All lines featuring the string "with" are to be listed.
─── SUPPLIED INFORMATION
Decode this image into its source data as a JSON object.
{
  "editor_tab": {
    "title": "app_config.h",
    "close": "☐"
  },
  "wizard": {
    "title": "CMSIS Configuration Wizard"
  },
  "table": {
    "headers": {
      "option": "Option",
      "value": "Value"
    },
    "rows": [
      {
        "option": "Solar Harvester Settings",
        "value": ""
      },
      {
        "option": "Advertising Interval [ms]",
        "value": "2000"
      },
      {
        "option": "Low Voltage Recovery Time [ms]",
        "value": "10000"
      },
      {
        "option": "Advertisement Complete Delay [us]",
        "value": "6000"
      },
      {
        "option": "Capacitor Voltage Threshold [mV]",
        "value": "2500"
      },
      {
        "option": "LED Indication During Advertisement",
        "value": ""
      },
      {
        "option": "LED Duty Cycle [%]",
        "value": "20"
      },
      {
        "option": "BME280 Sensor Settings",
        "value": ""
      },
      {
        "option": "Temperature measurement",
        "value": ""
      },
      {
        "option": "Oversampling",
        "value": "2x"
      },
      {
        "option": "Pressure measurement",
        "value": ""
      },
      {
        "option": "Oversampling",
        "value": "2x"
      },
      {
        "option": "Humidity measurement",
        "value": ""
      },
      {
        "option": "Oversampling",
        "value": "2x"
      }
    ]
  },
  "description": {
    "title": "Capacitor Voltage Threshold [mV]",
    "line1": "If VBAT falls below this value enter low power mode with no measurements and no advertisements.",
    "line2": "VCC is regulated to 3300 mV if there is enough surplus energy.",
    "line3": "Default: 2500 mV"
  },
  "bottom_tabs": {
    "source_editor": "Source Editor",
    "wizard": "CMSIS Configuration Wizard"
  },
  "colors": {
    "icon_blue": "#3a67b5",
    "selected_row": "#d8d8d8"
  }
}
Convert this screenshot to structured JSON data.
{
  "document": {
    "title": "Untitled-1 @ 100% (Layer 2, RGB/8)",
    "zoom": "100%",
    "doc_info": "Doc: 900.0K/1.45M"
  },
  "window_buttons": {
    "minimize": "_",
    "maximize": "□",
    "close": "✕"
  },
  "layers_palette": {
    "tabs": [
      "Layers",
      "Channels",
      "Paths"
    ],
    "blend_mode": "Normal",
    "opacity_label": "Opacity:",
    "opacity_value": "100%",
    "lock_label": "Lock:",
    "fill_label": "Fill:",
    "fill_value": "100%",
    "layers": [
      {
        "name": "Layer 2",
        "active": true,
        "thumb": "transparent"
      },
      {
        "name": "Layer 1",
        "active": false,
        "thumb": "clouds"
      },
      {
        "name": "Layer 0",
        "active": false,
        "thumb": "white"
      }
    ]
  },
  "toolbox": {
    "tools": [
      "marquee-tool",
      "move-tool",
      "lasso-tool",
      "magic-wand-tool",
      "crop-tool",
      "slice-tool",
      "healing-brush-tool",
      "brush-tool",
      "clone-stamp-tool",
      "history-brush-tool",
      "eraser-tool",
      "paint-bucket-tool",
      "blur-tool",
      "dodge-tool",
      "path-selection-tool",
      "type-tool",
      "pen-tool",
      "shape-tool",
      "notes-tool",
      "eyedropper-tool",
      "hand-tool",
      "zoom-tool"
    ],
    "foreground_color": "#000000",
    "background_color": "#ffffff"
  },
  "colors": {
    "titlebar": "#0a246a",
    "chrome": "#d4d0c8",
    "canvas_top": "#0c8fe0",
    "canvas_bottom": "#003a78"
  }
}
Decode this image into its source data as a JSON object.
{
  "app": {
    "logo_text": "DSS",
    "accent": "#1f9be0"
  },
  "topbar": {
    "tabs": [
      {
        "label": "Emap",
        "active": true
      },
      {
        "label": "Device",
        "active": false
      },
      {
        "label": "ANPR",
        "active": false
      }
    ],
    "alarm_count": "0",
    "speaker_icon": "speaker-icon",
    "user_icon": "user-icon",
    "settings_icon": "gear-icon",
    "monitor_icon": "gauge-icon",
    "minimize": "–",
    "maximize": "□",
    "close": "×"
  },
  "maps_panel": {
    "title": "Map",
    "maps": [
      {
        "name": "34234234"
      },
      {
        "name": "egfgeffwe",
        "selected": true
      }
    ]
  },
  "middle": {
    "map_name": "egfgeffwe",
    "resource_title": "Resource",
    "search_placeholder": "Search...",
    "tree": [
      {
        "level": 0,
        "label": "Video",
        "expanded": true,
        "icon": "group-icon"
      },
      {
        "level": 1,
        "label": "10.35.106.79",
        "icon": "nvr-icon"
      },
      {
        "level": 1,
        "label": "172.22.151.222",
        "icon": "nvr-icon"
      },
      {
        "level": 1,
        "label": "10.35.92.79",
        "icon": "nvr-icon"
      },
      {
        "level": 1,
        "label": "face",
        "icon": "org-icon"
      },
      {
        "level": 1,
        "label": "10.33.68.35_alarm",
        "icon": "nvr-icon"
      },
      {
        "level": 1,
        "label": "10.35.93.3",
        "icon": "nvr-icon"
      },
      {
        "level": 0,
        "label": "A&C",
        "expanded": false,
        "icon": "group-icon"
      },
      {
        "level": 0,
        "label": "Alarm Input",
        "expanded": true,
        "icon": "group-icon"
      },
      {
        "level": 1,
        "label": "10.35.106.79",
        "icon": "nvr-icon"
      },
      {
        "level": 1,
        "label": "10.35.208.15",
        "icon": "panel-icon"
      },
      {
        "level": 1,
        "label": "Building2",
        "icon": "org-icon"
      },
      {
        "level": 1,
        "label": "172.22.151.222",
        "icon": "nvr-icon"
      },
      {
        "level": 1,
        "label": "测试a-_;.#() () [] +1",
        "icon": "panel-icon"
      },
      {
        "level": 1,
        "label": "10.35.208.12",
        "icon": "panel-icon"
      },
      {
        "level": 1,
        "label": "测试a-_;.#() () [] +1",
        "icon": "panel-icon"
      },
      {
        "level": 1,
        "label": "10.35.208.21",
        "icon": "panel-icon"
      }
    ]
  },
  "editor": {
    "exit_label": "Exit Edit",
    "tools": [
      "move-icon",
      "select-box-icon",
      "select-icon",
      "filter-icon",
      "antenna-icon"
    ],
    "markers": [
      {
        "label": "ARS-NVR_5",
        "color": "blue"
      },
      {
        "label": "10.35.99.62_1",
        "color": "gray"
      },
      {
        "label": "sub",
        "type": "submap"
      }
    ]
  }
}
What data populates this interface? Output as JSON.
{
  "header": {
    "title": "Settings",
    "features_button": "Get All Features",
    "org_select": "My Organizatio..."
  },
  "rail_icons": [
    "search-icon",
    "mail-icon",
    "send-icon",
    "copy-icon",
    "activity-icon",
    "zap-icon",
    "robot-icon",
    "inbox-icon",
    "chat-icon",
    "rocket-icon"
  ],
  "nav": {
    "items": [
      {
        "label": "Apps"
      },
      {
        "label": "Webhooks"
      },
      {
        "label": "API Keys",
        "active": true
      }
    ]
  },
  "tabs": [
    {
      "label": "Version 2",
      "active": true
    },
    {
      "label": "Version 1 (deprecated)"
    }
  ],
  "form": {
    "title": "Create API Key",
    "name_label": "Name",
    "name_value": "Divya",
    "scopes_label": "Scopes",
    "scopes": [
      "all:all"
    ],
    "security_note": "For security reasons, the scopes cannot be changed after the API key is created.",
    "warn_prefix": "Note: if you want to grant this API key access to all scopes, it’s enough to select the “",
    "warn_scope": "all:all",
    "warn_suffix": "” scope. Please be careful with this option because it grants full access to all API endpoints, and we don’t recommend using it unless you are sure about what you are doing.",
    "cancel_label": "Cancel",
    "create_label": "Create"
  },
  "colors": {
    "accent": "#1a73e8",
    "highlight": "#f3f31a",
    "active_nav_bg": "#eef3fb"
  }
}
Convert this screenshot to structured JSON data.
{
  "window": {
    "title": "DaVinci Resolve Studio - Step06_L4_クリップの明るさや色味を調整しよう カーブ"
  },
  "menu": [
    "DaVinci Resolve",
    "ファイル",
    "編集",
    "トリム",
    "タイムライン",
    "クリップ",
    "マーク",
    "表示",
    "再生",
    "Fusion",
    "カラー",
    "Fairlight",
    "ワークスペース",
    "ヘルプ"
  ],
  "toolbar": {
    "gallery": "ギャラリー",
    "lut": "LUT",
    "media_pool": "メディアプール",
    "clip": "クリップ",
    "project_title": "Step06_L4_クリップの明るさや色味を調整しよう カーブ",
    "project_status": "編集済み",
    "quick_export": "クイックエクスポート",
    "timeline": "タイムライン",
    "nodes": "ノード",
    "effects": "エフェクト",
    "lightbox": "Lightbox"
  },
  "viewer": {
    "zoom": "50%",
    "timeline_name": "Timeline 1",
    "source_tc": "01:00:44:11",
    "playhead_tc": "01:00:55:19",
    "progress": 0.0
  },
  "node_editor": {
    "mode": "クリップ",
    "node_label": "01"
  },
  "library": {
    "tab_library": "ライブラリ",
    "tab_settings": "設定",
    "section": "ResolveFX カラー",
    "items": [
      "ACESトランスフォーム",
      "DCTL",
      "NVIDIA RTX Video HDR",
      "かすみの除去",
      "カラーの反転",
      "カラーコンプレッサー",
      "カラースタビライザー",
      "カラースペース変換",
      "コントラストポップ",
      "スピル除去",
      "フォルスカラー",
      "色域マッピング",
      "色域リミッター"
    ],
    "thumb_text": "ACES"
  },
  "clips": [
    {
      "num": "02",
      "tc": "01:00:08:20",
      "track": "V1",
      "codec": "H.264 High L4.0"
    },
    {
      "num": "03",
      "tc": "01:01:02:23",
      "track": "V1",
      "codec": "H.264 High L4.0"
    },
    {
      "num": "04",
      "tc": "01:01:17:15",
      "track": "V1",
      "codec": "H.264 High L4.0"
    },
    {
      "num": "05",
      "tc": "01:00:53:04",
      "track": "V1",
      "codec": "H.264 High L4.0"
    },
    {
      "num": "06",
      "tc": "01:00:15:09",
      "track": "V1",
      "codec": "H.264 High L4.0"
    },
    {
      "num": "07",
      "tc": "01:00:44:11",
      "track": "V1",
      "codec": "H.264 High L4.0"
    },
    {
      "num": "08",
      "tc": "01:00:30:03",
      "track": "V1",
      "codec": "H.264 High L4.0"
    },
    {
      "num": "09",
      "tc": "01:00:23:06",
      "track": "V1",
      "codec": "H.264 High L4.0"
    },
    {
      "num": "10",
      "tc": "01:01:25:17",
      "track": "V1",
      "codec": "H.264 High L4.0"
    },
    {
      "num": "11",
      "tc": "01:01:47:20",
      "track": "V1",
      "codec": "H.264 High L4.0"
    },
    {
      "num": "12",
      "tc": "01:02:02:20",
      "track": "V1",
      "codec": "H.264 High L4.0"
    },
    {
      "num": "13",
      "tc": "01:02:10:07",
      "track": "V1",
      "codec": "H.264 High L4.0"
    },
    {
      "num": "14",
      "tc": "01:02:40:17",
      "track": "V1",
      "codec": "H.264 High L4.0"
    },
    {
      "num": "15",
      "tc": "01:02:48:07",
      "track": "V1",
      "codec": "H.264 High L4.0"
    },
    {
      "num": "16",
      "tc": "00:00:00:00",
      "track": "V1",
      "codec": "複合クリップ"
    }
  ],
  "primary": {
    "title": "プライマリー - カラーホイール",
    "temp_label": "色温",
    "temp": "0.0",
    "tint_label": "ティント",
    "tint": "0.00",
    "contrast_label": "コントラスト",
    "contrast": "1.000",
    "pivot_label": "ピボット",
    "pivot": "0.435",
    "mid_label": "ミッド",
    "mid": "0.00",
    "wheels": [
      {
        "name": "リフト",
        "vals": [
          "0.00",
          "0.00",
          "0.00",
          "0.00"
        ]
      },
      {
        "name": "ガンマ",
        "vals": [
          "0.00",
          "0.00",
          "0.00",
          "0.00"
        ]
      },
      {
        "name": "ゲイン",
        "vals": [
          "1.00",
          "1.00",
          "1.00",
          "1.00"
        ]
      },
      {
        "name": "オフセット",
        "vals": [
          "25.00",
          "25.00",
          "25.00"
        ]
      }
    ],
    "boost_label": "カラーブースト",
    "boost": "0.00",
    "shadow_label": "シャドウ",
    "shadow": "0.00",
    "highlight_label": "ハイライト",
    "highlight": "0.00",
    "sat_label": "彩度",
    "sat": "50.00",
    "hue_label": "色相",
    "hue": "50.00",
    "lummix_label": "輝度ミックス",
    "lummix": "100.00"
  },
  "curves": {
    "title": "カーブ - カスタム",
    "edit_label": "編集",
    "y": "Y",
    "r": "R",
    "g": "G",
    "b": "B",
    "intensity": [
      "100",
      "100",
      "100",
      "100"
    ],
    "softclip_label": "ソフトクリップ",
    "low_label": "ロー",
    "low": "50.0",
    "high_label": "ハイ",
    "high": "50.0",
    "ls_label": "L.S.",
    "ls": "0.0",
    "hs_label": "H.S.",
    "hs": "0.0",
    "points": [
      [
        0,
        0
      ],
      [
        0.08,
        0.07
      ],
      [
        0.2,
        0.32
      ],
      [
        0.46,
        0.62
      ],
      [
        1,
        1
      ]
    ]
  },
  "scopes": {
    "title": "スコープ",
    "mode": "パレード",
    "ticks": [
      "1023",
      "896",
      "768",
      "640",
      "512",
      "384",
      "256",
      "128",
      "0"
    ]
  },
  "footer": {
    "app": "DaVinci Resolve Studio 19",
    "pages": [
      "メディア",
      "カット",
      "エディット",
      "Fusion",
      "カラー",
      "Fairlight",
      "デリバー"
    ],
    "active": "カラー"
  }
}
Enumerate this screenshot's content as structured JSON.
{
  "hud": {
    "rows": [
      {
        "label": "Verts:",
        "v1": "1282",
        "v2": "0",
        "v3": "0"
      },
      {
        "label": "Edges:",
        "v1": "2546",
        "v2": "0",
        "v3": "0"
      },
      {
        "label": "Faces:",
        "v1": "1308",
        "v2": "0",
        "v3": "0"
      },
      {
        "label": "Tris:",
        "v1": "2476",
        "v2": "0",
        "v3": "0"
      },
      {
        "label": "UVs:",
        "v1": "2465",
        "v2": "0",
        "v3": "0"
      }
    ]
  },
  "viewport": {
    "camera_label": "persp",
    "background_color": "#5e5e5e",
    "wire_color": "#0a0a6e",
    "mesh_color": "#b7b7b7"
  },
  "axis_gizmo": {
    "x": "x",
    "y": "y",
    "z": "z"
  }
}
──────
THE ANSWER>
    "line1": "If VBAT falls below this value enter low power mode with no measurements and no advertisements.",
    "warn_suffix": "” scope. Please be careful with this option because it grants full access to all API endpoints, and we don’t recommend using it unless you are sure about what you are doing.",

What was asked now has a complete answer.